Supplied entries:
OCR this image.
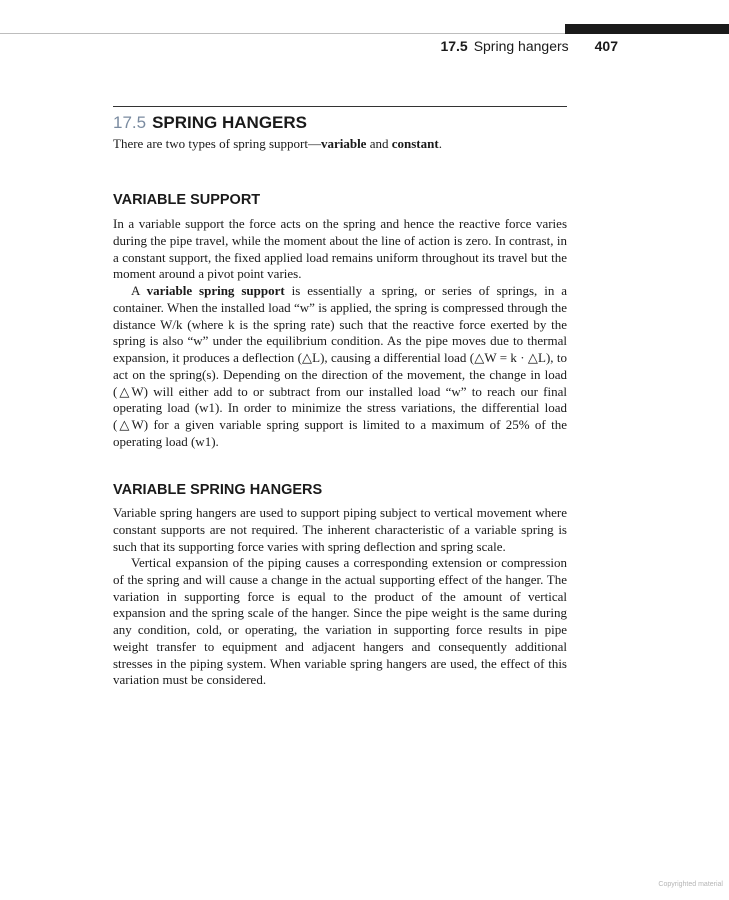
17.5 Spring hangers 407
17.5 SPRING HANGERS
There are two types of spring support—variable and constant.
VARIABLE SUPPORT

In a variable support the force acts on the spring and hence the reactive force varies during the pipe travel, while the moment about the line of action is zero. In contrast, in a constant support, the fixed applied load remains uniform throughout its travel but the moment around a pivot point varies.

A variable spring support is essentially a spring, or series of springs, in a container. When the installed load “w” is applied, the spring is compressed through the distance W/k (where k is the spring rate) such that the reactive force exerted by the spring is also “w” under the equilibrium condition. As the pipe moves due to thermal expansion, it produces a deflection (△L), causing a differential load (△W = k · △L), to act on the spring(s). Depending on the direction of the movement, the change in load (△W) will either add to or subtract from our installed load “w” to reach our final operating load (w1). In order to minimize the stress variations, the differential load (△W) for a given variable spring support is limited to a maximum of 25% of the operating load (w1).

VARIABLE SPRING HANGERS

Variable spring hangers are used to support piping subject to vertical movement where constant supports are not required. The inherent characteristic of a variable spring is such that its supporting force varies with spring deflection and spring scale.

Vertical expansion of the piping causes a corresponding extension or compression of the spring and will cause a change in the actual supporting effect of the hanger. The variation in supporting force is equal to the product of the amount of vertical expansion and the spring scale of the hanger. Since the pipe weight is the same during any condition, cold, or operating, the variation in supporting force results in pipe weight transfer to equipment and adjacent hangers and consequently additional stresses in the piping system. When variable spring hangers are used, the effect of this variation must be considered.

Copyrighted material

Task objective: Reproduce the material word for word. Any pictures should be left out of the copy.

Complete response:
OCR this image.
17.5 Spring hangers 407
17.5 SPRING HANGERS
There are two types of spring support—variable and constant.
VARIABLE SUPPORT

In a variable support the force acts on the spring and hence the reactive force varies during the pipe travel, while the moment about the line of action is zero. In contrast, in a constant support, the fixed applied load remains uniform throughout its travel but the moment around a pivot point varies.

A variable spring support is essentially a spring, or series of springs, in a container. When the installed load “w” is applied, the spring is compressed through the distance W/k (where k is the spring rate) such that the reactive force exerted by the spring is also “w” under the equilibrium condition. As the pipe moves due to thermal expansion, it produces a deflection (△L), causing a differential load (△W = k · △L), to act on the spring(s). Depending on the direction of the movement, the change in load (△W) will either add to or subtract from our installed load “w” to reach our final operating load (w1). In order to minimize the stress variations, the differential load (△W) for a given variable spring support is limited to a maximum of 25% of the operating load (w1).

VARIABLE SPRING HANGERS

Variable spring hangers are used to support piping subject to vertical movement where constant supports are not required. The inherent characteristic of a variable spring is such that its supporting force varies with spring deflection and spring scale.

Vertical expansion of the piping causes a corresponding extension or compression of the spring and will cause a change in the actual supporting effect of the hanger. The variation in supporting force is equal to the product of the amount of vertical expansion and the spring scale of the hanger. Since the pipe weight is the same during any condition, cold, or operating, the variation in supporting force results in pipe weight transfer to equipment and adjacent hangers and consequently additional stresses in the piping system. When variable spring hangers are used, the effect of this variation must be considered.

Copyrighted material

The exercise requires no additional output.